--- BEGIN ---
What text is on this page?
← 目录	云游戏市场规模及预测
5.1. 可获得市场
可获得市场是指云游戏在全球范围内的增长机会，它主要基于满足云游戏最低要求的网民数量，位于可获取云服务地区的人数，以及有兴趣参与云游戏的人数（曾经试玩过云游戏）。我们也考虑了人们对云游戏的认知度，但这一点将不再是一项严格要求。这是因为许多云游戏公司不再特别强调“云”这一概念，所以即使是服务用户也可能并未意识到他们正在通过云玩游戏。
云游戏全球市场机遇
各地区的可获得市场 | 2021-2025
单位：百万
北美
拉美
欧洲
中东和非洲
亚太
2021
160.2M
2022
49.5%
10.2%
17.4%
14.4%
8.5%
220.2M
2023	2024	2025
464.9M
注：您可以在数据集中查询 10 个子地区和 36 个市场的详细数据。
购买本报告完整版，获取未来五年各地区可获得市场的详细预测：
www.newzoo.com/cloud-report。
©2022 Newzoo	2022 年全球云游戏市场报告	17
--- END ---
Extract all of the data shown above and repeat it verbatim.

What text is on this page?
← 目录	云游戏市场规模及预测
5.1. 可获得市场
可获得市场是指云游戏在全球范围内的增长机会，它主要基于满足云游戏最低要求的网民数量，位于可获取云服务地区的人数，以及有兴趣参与云游戏的人数（曾经试玩过云游戏）。我们也考虑了人们对云游戏的认知度，但这一点将不再是一项严格要求。这是因为许多云游戏公司不再特别强调“云”这一概念，所以即使是服务用户也可能并未意识到他们正在通过云玩游戏。
云游戏全球市场机遇
各地区的可获得市场 | 2021-2025
单位：百万
北美
拉美
欧洲
中东和非洲
亚太
2021
160.2M
2022
49.5%
10.2%
17.4%
14.4%
8.5%
220.2M
2023	2024	2025
464.9M
注：您可以在数据集中查询 10 个子地区和 36 个市场的详细数据。
购买本报告完整版，获取未来五年各地区可获得市场的详细预测：
www.newzoo.com/cloud-report。
©2022 Newzoo	2022 年全球云游戏市场报告	17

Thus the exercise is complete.